TASK PROMPT - Write the records out again, precisely as they stand.

A run of records -
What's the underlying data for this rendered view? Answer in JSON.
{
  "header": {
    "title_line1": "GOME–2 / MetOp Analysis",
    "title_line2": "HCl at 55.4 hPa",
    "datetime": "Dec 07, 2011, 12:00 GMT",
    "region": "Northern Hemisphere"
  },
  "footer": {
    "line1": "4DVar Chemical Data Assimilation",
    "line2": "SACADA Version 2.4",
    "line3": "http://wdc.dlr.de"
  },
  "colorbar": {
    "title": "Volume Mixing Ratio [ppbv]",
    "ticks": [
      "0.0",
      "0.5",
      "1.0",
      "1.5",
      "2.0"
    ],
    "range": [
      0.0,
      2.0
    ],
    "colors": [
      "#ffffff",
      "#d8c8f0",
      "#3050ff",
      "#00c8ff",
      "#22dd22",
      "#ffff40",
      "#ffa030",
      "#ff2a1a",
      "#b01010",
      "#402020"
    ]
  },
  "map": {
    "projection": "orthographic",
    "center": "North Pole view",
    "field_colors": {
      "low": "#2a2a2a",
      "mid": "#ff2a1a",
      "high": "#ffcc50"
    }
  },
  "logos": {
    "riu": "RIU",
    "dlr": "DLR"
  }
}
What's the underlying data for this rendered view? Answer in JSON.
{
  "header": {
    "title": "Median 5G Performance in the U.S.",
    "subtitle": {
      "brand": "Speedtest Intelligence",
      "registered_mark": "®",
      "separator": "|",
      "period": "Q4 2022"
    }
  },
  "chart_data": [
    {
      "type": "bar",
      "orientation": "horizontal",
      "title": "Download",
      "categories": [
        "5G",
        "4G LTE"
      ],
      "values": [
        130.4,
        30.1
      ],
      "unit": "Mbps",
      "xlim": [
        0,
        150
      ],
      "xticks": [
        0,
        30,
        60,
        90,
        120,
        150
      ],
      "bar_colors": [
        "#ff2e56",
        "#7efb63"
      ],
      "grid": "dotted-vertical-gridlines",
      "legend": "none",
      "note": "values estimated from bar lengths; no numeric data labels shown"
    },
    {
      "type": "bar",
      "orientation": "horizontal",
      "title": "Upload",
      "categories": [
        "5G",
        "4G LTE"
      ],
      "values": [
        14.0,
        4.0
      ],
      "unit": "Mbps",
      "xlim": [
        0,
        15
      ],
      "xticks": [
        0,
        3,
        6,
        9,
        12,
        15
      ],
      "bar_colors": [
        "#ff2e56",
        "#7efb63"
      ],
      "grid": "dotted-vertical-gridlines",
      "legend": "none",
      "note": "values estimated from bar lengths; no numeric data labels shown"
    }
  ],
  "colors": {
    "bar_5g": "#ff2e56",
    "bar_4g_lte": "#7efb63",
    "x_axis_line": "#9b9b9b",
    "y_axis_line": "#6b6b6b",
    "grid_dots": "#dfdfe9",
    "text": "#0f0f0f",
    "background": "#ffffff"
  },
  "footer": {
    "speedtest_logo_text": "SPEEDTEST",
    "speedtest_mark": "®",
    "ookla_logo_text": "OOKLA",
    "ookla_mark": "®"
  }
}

FINISHED ANSWER -
What's the underlying data for this rendered view? Answer in JSON.
{
  "header": {
    "title_line1": "GOME–2 / MetOp Analysis",
    "title_line2": "HCl at 55.4 hPa",
    "datetime": "Dec 07, 2011, 12:00 GMT",
    "region": "Northern Hemisphere"
  },
  "footer": {
    "line1": "4DVar Chemical Data Assimilation",
    "line2": "SACADA Version 2.4",
    "line3": "http://wdc.dlr.de"
  },
  "colorbar": {
    "title": "Volume Mixing Ratio [ppbv]",
    "ticks": [
      "0.0",
      "0.5",
      "1.0",
      "1.5",
      "2.0"
    ],
    "range": [
      0.0,
      2.0
    ],
    "colors": [
      "#ffffff",
      "#d8c8f0",
      "#3050ff",
      "#00c8ff",
      "#22dd22",
      "#ffff40",
      "#ffa030",
      "#ff2a1a",
      "#b01010",
      "#402020"
    ]
  },
  "map": {
    "projection": "orthographic",
    "center": "North Pole view",
    "field_colors": {
      "low": "#2a2a2a",
      "mid": "#ff2a1a",
      "high": "#ffcc50"
    }
  },
  "logos": {
    "riu": "RIU",
    "dlr": "DLR"
  }
}
What's the underlying data for this rendered view? Answer in JSON.
{
  "header": {
    "title": "Median 5G Performance in the U.S.",
    "subtitle": {
      "brand": "Speedtest Intelligence",
      "registered_mark": "®",
      "separator": "|",
      "period": "Q4 2022"
    }
  },
  "chart_data": [
    {
      "type": "bar",
      "orientation": "horizontal",
      "title": "Download",
      "categories": [
        "5G",
        "4G LTE"
      ],
      "values": [
        130.4,
        30.1
      ],
      "unit": "Mbps",
      "xlim": [
        0,
        150
      ],
      "xticks": [
        0,
        30,
        60,
        90,
        120,
        150
      ],
      "bar_colors": [
        "#ff2e56",
        "#7efb63"
      ],
      "grid": "dotted-vertical-gridlines",
      "legend": "none",
      "note": "values estimated from bar lengths; no numeric data labels shown"
    },
    {
      "type": "bar",
      "orientation": "horizontal",
      "title": "Upload",
      "categories": [
        "5G",
        "4G LTE"
      ],
      "values": [
        14.0,
        4.0
      ],
      "unit": "Mbps",
      "xlim": [
        0,
        15
      ],
      "xticks": [
        0,
        3,
        6,
        9,
        12,
        15
      ],
      "bar_colors": [
        "#ff2e56",
        "#7efb63"
      ],
      "grid": "dotted-vertical-gridlines",
      "legend": "none",
      "note": "values estimated from bar lengths; no numeric data labels shown"
    }
  ],
  "colors": {
    "bar_5g": "#ff2e56",
    "bar_4g_lte": "#7efb63",
    "x_axis_line": "#9b9b9b",
    "y_axis_line": "#6b6b6b",
    "grid_dots": "#dfdfe9",
    "text": "#0f0f0f",
    "background": "#ffffff"
  },
  "footer": {
    "speedtest_logo_text": "SPEEDTEST",
    "speedtest_mark": "®",
    "ookla_logo_text": "OOKLA",
    "ookla_mark": "®"
  }
}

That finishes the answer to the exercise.